TASK DETAILS: Using the listing below, please gather every line containing the word "Whitelist".

(Dataset items)
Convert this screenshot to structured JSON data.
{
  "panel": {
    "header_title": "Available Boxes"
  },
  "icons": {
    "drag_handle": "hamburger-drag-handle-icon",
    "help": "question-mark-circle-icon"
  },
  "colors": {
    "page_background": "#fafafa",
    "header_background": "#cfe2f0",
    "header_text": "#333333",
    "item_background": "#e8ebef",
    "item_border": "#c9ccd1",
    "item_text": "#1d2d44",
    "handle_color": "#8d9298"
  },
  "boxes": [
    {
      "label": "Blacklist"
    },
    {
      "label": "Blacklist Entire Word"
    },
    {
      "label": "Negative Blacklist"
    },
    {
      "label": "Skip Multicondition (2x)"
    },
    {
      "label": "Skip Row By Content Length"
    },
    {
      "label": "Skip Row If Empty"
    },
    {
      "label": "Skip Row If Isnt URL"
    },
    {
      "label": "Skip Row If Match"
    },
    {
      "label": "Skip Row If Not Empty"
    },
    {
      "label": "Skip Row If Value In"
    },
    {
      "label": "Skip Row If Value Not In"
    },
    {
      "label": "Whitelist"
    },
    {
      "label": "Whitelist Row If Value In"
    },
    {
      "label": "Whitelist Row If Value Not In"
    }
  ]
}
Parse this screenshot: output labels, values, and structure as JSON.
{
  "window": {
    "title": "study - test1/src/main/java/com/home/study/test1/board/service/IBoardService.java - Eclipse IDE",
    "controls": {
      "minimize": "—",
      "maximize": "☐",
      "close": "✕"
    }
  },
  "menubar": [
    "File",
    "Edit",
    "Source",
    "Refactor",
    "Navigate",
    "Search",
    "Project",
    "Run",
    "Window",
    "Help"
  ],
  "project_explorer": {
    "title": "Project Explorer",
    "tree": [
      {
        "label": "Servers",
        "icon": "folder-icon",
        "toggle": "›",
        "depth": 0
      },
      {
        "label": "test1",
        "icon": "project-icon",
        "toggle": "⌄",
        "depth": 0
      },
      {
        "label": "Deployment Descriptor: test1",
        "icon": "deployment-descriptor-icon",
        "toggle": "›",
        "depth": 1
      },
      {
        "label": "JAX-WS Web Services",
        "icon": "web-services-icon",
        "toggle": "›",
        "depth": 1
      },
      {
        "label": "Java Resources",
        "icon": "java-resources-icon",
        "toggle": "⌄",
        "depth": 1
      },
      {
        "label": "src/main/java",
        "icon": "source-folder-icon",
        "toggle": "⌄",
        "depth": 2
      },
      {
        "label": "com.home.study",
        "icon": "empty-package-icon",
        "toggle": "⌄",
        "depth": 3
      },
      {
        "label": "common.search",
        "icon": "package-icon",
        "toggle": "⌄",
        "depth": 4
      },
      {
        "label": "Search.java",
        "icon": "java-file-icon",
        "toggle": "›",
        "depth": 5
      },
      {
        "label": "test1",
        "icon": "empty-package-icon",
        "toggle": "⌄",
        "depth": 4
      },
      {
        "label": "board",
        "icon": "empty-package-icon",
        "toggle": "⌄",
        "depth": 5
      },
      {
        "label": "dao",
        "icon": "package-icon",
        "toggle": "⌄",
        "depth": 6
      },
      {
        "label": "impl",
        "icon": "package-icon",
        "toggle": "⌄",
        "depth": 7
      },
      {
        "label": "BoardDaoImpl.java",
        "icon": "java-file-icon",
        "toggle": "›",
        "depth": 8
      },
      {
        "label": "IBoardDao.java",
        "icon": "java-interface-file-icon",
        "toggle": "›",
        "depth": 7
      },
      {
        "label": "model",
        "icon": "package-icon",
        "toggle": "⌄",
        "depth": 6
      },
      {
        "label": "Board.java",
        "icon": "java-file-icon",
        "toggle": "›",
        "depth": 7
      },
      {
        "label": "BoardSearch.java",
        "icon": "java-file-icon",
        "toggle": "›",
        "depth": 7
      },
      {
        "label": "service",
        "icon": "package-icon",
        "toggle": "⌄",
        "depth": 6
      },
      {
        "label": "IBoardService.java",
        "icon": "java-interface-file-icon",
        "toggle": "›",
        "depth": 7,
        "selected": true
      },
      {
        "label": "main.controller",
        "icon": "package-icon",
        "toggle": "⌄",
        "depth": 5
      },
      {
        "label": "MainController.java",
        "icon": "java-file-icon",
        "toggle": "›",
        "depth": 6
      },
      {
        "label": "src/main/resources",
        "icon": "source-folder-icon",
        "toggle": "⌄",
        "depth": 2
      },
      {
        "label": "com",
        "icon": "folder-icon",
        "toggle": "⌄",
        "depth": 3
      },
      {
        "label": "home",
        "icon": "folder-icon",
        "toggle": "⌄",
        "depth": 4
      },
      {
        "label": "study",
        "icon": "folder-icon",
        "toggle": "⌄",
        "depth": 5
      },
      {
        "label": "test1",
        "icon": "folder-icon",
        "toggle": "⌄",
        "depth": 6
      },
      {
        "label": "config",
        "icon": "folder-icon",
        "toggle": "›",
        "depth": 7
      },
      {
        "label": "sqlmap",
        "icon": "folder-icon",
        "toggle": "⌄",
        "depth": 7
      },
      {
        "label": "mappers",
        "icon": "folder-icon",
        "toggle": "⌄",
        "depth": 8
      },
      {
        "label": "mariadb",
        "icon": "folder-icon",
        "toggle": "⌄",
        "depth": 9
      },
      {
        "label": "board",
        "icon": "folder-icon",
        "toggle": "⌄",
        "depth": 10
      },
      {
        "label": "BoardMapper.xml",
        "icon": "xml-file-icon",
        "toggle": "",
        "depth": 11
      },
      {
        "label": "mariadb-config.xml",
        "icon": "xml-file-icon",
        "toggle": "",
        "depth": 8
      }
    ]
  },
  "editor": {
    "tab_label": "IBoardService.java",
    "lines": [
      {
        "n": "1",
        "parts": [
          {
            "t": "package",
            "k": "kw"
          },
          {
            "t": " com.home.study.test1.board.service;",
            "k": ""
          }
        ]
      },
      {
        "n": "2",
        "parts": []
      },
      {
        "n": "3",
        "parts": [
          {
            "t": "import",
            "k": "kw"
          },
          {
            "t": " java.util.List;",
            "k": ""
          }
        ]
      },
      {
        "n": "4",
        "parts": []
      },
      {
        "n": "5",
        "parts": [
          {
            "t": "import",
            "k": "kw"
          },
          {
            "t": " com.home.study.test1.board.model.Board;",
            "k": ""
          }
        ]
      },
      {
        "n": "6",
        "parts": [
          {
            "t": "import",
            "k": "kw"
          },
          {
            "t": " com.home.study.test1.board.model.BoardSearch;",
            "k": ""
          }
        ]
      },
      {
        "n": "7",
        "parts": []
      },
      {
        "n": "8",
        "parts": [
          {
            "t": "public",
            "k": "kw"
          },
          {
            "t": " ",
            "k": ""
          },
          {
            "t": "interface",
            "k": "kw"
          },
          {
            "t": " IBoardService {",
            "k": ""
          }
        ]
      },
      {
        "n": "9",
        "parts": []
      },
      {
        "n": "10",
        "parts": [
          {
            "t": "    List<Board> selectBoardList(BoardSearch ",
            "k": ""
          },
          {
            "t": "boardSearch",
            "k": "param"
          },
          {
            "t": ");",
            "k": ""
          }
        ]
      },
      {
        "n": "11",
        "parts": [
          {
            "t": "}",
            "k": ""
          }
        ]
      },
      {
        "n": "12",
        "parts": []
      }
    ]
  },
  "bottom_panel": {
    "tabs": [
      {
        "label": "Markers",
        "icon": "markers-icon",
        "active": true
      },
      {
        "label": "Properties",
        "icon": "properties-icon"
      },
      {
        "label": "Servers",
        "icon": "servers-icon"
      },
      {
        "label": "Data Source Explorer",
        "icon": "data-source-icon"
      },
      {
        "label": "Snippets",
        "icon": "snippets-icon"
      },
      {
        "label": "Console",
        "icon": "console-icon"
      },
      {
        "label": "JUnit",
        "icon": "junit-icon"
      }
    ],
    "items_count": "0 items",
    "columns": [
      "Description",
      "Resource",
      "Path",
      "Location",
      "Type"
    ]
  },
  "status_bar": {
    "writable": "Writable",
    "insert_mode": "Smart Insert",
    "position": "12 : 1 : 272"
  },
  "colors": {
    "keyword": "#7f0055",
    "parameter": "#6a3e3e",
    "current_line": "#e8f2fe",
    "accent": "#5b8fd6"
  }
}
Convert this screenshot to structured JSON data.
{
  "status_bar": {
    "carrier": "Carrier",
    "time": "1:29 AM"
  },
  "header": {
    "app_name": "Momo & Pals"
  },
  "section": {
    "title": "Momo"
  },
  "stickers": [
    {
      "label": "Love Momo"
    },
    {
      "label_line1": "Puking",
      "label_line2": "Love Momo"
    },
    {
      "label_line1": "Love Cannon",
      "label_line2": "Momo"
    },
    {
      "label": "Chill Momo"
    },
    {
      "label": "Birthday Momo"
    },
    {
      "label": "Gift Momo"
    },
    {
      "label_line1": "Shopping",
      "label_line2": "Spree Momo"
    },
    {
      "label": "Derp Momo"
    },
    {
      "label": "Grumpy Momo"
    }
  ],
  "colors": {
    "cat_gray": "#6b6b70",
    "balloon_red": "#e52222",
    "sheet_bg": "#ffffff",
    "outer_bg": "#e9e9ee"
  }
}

SOLUTION TO THE PROBLEM:
      "label": "Whitelist"
      "label": "Whitelist Row If Value In"
      "label": "Whitelist Row If Value Not In"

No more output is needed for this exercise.